Problem details: Please substitute "staircase-line" for "step-line" in the lines below and write them out again with nothing else changed.

Data supplied:

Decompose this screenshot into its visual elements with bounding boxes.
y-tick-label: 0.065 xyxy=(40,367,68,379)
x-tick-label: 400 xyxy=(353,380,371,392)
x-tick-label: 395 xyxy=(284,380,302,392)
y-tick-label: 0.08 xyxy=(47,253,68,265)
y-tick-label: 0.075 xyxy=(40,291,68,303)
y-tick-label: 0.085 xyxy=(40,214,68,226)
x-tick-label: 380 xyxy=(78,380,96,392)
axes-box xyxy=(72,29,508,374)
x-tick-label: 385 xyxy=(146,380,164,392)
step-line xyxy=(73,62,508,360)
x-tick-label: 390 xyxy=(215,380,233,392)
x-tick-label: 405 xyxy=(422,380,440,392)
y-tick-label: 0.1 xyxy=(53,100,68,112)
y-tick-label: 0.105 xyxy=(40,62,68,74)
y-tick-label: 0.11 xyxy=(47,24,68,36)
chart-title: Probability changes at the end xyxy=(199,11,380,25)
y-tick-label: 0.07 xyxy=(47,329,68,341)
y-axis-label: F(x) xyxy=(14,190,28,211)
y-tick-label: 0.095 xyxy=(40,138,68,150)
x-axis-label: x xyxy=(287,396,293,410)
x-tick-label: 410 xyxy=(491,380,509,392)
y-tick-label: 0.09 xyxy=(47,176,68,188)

Solution to the problem:
Decompose this screenshot into its visual elements with bounding boxes.
y-tick-label: 0.065 xyxy=(40,367,68,379)
x-tick-label: 400 xyxy=(353,380,371,392)
x-tick-label: 395 xyxy=(284,380,302,392)
y-tick-label: 0.08 xyxy=(47,253,68,265)
y-tick-label: 0.075 xyxy=(40,291,68,303)
y-tick-label: 0.085 xyxy=(40,214,68,226)
x-tick-label: 380 xyxy=(78,380,96,392)
axes-box xyxy=(72,29,508,374)
x-tick-label: 385 xyxy=(146,380,164,392)
staircase-line xyxy=(73,62,508,360)
x-tick-label: 390 xyxy=(215,380,233,392)
x-tick-label: 405 xyxy=(422,380,440,392)
y-tick-label: 0.1 xyxy=(53,100,68,112)
y-tick-label: 0.105 xyxy=(40,62,68,74)
y-tick-label: 0.11 xyxy=(47,24,68,36)
chart-title: Probability changes at the end xyxy=(199,11,380,25)
y-tick-label: 0.07 xyxy=(47,329,68,341)
y-axis-label: F(x) xyxy=(14,190,28,211)
y-tick-label: 0.095 xyxy=(40,138,68,150)
x-axis-label: x xyxy=(287,396,293,410)
x-tick-label: 410 xyxy=(491,380,509,392)
y-tick-label: 0.09 xyxy=(47,176,68,188)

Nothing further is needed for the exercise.